[WHAT IS EXPECTED]:
For each line that holds "phone", copy the line out.

[DATA SECTION]:
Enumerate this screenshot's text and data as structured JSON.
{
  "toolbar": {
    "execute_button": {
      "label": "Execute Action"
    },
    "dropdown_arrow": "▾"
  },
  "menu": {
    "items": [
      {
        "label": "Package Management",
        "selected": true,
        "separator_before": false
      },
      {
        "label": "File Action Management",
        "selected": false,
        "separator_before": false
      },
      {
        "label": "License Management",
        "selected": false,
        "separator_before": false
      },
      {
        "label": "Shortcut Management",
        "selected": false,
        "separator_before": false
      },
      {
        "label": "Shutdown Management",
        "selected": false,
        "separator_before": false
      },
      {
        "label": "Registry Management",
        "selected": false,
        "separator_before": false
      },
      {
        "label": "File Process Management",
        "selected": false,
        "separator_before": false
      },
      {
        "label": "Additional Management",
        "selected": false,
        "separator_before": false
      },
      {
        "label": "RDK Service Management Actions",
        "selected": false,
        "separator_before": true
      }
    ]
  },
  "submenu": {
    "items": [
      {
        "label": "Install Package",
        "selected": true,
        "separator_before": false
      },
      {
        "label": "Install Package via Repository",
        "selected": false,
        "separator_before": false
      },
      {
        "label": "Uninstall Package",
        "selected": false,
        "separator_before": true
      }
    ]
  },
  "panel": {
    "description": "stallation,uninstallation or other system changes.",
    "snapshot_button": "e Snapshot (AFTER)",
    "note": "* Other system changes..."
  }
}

---

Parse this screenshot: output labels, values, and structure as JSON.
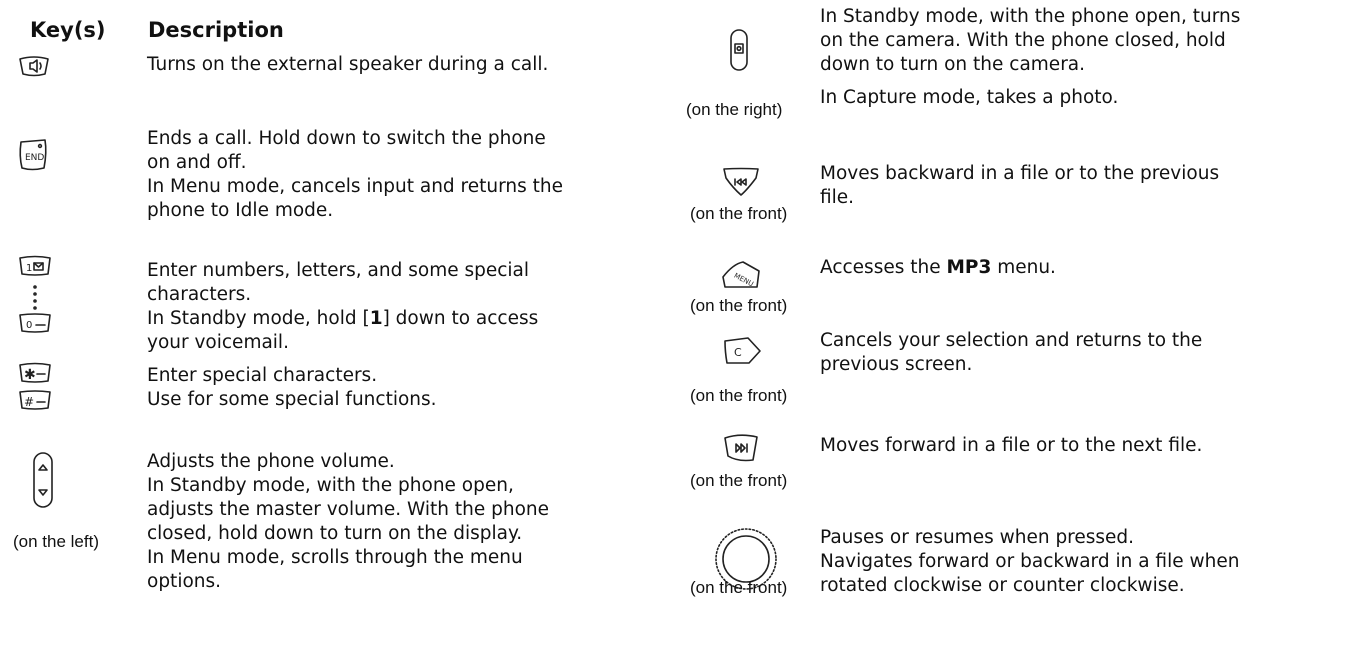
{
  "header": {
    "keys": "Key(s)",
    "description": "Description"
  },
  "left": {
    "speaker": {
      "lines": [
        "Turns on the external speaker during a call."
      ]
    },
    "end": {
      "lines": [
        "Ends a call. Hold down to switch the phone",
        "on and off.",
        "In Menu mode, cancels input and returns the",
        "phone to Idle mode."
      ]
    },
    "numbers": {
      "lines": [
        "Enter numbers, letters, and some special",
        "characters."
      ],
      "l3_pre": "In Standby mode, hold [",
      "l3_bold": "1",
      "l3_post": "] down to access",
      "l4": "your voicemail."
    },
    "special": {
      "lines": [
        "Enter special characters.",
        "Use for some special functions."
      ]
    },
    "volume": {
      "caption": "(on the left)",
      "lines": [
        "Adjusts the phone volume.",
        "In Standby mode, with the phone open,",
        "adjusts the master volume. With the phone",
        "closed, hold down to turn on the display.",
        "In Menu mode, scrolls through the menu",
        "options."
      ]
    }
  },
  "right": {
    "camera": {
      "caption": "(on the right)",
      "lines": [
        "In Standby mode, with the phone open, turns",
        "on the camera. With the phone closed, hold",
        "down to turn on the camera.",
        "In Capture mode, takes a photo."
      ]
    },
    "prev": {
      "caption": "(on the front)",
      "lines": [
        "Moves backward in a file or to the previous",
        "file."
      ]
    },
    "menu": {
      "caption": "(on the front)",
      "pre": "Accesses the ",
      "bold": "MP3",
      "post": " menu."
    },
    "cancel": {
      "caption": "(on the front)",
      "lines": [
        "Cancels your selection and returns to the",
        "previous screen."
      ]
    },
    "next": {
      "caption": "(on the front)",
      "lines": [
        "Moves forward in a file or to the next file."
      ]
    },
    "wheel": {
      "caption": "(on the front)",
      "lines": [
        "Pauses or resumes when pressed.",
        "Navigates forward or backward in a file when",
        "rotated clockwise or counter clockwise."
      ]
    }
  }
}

[FINISHED ANSWER]:
        "Ends a call. Hold down to switch the phone",
        "phone to Idle mode."
        "Adjusts the phone volume.",
        "In Standby mode, with the phone open,",
        "adjusts the master volume. With the phone",
        "In Standby mode, with the phone open, turns",
        "on the camera. With the phone closed, hold",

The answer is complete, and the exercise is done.